Data entries for graphics:
[start]

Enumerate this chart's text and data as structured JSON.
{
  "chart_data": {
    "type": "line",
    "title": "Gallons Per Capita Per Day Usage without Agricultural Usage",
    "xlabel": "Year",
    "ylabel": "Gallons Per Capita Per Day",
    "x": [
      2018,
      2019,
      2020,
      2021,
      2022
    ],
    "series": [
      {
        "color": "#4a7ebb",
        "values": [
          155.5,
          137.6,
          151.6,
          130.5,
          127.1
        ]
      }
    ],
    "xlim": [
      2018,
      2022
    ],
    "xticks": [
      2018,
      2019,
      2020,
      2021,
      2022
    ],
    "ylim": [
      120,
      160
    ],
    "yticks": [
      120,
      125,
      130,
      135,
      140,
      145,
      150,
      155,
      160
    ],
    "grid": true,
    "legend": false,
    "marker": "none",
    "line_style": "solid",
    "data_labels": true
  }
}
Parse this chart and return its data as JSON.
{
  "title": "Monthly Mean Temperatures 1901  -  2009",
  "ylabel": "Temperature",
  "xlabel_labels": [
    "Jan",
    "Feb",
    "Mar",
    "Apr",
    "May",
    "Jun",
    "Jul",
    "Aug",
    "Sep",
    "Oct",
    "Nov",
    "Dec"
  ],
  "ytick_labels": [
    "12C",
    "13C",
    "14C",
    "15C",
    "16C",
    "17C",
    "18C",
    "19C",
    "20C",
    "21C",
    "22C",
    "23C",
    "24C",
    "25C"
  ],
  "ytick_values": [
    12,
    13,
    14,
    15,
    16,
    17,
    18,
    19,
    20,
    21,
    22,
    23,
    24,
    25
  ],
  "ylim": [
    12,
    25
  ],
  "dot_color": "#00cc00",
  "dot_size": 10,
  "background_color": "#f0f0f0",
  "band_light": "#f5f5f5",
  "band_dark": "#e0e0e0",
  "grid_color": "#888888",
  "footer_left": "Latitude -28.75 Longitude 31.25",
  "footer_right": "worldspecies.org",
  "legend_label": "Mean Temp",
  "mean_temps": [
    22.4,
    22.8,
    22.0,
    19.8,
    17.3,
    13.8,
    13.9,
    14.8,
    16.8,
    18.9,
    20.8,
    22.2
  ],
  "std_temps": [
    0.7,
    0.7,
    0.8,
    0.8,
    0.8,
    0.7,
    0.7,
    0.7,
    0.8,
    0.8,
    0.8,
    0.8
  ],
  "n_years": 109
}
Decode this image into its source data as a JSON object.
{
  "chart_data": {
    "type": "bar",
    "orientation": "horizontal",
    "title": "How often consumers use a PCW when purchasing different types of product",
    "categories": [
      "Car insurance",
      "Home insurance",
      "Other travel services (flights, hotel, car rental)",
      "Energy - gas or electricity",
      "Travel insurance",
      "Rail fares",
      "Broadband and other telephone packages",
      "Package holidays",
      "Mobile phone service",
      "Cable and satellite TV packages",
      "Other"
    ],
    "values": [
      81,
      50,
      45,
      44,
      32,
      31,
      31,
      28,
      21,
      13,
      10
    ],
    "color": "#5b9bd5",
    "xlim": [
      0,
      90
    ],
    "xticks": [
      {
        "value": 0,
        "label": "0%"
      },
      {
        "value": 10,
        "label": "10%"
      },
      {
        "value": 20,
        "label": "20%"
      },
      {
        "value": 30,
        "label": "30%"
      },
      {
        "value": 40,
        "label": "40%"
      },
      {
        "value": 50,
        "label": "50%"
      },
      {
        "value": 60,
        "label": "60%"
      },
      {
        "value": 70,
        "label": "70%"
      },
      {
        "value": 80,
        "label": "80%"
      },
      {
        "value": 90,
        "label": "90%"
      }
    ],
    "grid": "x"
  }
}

[end]

● Stated goal
Exact output of every entry is required.

● Finished task
Enumerate this chart's text and data as structured JSON.
{
  "chart_data": {
    "type": "line",
    "title": "Gallons Per Capita Per Day Usage without Agricultural Usage",
    "xlabel": "Year",
    "ylabel": "Gallons Per Capita Per Day",
    "x": [
      2018,
      2019,
      2020,
      2021,
      2022
    ],
    "series": [
      {
        "color": "#4a7ebb",
        "values": [
          155.5,
          137.6,
          151.6,
          130.5,
          127.1
        ]
      }
    ],
    "xlim": [
      2018,
      2022
    ],
    "xticks": [
      2018,
      2019,
      2020,
      2021,
      2022
    ],
    "ylim": [
      120,
      160
    ],
    "yticks": [
      120,
      125,
      130,
      135,
      140,
      145,
      150,
      155,
      160
    ],
    "grid": true,
    "legend": false,
    "marker": "none",
    "line_style": "solid",
    "data_labels": true
  }
}
Parse this chart and return its data as JSON.
{
  "title": "Monthly Mean Temperatures 1901  -  2009",
  "ylabel": "Temperature",
  "xlabel_labels": [
    "Jan",
    "Feb",
    "Mar",
    "Apr",
    "May",
    "Jun",
    "Jul",
    "Aug",
    "Sep",
    "Oct",
    "Nov",
    "Dec"
  ],
  "ytick_labels": [
    "12C",
    "13C",
    "14C",
    "15C",
    "16C",
    "17C",
    "18C",
    "19C",
    "20C",
    "21C",
    "22C",
    "23C",
    "24C",
    "25C"
  ],
  "ytick_values": [
    12,
    13,
    14,
    15,
    16,
    17,
    18,
    19,
    20,
    21,
    22,
    23,
    24,
    25
  ],
  "ylim": [
    12,
    25
  ],
  "dot_color": "#00cc00",
  "dot_size": 10,
  "background_color": "#f0f0f0",
  "band_light": "#f5f5f5",
  "band_dark": "#e0e0e0",
  "grid_color": "#888888",
  "footer_left": "Latitude -28.75 Longitude 31.25",
  "footer_right": "worldspecies.org",
  "legend_label": "Mean Temp",
  "mean_temps": [
    22.4,
    22.8,
    22.0,
    19.8,
    17.3,
    13.8,
    13.9,
    14.8,
    16.8,
    18.9,
    20.8,
    22.2
  ],
  "std_temps": [
    0.7,
    0.7,
    0.8,
    0.8,
    0.8,
    0.7,
    0.7,
    0.7,
    0.8,
    0.8,
    0.8,
    0.8
  ],
  "n_years": 109
}
Decode this image into its source data as a JSON object.
{
  "chart_data": {
    "type": "bar",
    "orientation": "horizontal",
    "title": "How often consumers use a PCW when purchasing different types of product",
    "categories": [
      "Car insurance",
      "Home insurance",
      "Other travel services (flights, hotel, car rental)",
      "Energy - gas or electricity",
      "Travel insurance",
      "Rail fares",
      "Broadband and other telephone packages",
      "Package holidays",
      "Mobile phone service",
      "Cable and satellite TV packages",
      "Other"
    ],
    "values": [
      81,
      50,
      45,
      44,
      32,
      31,
      31,
      28,
      21,
      13,
      10
    ],
    "color": "#5b9bd5",
    "xlim": [
      0,
      90
    ],
    "xticks": [
      {
        "value": 0,
        "label": "0%"
      },
      {
        "value": 10,
        "label": "10%"
      },
      {
        "value": 20,
        "label": "20%"
      },
      {
        "value": 30,
        "label": "30%"
      },
      {
        "value": 40,
        "label": "40%"
      },
      {
        "value": 50,
        "label": "50%"
      },
      {
        "value": 60,
        "label": "60%"
      },
      {
        "value": 70,
        "label": "70%"
      },
      {
        "value": 80,
        "label": "80%"
      },
      {
        "value": 90,
        "label": "90%"
      }
    ],
    "grid": "x"
  }
}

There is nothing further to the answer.